> _DOCUMENT EXTRACT_:

Dr. Rhonda Roby
Dr. Rhonda Roby graduated from Putnam City North High School in 1981. She was a member of the marching band, the French Club, Gifted, Math Club, and the Pep Club. She earned a bachelor of arts degree from Washington University in St. Louis, Missouri, in biology and French in 1985. She obtained her masters of Public Health in forensic biochemistry and behavioral and environmental health sciences in 1989 from the University of California at Berkeley and her masters of Science in genetics and evolution in 2006 and doctorate in genetics in 2008 from the University of Granada in Spain.
Dr. Roby served as the Technical Leader of the Mitochondrial DNA (mtDNA) Section with the Armed Forces Institute of Pathology’s Department of Defense DNA Registry, Armed Forces DNA Identification Laboratory, from 1991 to 1997. During this time, she contributed to the development of the Department of Defense’s efforts to use mtDNA sequencing for remains identification, specifically involving missing servicemen and servicewomen in Southeast Asia, Korean War, and World War II.
Dr. Roby has worked on numerous homicide and rape investigations and testified in several states and countries. Additionally, she worked on the identifications of the Branch Davidians in Waco, Texas, the identification of numerous victims in airline disasters, and the identification of Tsar Nicholas II and the Romanov family. She was the chief DNA analyst for the identification of the victims from the airline disaster carrying Secretary Ron Brown and colleagues.

> _Document layout detection data_:
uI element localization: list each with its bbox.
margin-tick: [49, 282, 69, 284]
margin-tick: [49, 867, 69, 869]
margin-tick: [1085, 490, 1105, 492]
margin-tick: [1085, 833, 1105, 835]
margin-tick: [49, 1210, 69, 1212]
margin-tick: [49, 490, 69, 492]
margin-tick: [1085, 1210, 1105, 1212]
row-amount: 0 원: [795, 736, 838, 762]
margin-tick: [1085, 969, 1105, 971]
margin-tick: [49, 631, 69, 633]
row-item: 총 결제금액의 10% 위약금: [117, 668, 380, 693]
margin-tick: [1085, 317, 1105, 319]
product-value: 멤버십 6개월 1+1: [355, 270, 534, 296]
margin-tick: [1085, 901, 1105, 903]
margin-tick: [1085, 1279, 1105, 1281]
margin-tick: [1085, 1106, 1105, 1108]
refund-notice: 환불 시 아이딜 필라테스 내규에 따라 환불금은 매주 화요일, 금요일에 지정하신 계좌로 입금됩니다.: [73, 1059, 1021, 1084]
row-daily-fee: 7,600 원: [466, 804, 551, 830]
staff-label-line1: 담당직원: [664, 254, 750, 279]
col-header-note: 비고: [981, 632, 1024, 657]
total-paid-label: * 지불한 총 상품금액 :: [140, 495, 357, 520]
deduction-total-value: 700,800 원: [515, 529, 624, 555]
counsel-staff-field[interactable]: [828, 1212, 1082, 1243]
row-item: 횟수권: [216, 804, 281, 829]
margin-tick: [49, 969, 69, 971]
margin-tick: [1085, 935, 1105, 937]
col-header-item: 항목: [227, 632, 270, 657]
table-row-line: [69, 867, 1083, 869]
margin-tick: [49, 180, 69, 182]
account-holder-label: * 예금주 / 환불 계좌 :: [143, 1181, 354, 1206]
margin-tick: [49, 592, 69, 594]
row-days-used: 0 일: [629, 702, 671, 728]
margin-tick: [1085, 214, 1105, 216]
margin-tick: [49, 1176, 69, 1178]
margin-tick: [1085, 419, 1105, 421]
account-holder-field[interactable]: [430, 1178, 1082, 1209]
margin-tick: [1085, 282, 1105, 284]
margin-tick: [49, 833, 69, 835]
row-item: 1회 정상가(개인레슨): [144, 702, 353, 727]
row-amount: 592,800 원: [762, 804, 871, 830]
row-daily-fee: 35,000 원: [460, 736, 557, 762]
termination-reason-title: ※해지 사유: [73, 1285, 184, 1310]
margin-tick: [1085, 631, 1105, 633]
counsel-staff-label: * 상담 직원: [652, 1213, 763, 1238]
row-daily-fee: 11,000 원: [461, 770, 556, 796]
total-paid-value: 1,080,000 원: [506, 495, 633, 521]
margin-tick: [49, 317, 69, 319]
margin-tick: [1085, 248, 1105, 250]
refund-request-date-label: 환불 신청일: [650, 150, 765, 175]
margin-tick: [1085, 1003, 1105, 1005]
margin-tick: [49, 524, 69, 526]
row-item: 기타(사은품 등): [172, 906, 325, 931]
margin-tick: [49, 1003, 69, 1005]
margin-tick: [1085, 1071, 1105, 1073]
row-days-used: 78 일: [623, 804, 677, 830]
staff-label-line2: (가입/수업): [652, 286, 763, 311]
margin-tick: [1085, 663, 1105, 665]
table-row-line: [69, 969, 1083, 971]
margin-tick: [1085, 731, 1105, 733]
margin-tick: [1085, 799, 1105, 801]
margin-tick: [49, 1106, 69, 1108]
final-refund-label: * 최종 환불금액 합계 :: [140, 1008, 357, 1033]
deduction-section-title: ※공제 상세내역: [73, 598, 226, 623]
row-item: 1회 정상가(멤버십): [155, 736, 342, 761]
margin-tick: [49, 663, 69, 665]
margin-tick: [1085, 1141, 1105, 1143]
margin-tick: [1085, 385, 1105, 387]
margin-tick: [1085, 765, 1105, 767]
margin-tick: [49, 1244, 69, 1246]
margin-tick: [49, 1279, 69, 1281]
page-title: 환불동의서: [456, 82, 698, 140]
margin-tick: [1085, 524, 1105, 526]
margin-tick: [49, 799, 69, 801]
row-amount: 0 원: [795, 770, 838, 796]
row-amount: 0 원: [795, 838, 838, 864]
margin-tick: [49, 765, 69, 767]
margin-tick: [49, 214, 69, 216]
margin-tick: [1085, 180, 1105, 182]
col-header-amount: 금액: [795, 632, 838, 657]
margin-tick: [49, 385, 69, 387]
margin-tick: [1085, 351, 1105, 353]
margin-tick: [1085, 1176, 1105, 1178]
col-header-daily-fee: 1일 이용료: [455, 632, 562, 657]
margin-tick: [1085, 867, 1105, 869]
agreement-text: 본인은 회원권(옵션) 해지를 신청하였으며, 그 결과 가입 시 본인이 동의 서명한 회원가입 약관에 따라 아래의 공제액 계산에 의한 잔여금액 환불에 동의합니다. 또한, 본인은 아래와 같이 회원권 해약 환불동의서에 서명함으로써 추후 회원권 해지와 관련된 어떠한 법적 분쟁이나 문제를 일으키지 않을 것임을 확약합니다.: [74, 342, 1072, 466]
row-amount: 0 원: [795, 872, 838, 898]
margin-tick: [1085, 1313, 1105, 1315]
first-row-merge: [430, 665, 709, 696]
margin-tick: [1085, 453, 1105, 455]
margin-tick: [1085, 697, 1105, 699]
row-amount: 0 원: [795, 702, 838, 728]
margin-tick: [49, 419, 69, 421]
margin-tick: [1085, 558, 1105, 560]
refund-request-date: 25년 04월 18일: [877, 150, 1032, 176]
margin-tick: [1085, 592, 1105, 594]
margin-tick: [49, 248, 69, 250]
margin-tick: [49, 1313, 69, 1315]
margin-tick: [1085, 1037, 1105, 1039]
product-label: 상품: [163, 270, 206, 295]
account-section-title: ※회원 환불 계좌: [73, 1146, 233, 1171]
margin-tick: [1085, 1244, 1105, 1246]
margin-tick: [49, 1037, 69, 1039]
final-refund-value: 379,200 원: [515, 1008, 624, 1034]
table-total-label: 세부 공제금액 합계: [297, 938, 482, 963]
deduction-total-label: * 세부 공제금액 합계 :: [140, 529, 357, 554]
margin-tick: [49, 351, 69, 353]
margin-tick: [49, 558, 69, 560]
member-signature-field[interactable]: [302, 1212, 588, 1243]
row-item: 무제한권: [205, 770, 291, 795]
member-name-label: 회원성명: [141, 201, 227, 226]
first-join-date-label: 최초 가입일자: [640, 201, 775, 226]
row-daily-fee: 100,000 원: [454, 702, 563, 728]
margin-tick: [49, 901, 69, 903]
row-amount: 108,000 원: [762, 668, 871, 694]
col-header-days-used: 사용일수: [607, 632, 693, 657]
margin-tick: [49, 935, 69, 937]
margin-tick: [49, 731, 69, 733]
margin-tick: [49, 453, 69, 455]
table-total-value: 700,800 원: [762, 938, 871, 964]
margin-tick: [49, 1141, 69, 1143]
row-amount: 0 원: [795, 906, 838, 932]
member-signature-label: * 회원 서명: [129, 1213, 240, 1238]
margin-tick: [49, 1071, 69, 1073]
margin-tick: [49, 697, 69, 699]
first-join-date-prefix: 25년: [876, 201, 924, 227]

> _WORK REQUIRED_: Reproduce the complete profile of Dr. Rhonda Roby above word for word, with no changes to its wording or punctuation.

> _YOUR RESPONSE_:
Dr. Rhonda Roby
Dr. Rhonda Roby graduated from Putnam City North High School in 1981. She was a member of the marching band, the French Club, Gifted, Math Club, and the Pep Club. She earned a bachelor of arts degree from Washington University in St. Louis, Missouri, in biology and French in 1985. She obtained her masters of Public Health in forensic biochemistry and behavioral and environmental health sciences in 1989 from the University of California at Berkeley and her masters of Science in genetics and evolution in 2006 and doctorate in genetics in 2008 from the University of Granada in Spain.
Dr. Roby served as the Technical Leader of the Mitochondrial DNA (mtDNA) Section with the Armed Forces Institute of Pathology’s Department of Defense DNA Registry, Armed Forces DNA Identification Laboratory, from 1991 to 1997. During this time, she contributed to the development of the Department of Defense’s efforts to use mtDNA sequencing for remains identification, specifically involving missing servicemen and servicewomen in Southeast Asia, Korean War, and World War II.
Dr. Roby has worked on numerous homicide and rape investigations and testified in several states and countries. Additionally, she worked on the identifications of the Branch Davidians in Waco, Texas, the identification of numerous victims in airline disasters, and the identification of Tsar Nicholas II and the Romanov family. She was the chief DNA analyst for the identification of the victims from the airline disaster carrying Secretary Ron Brown and colleagues.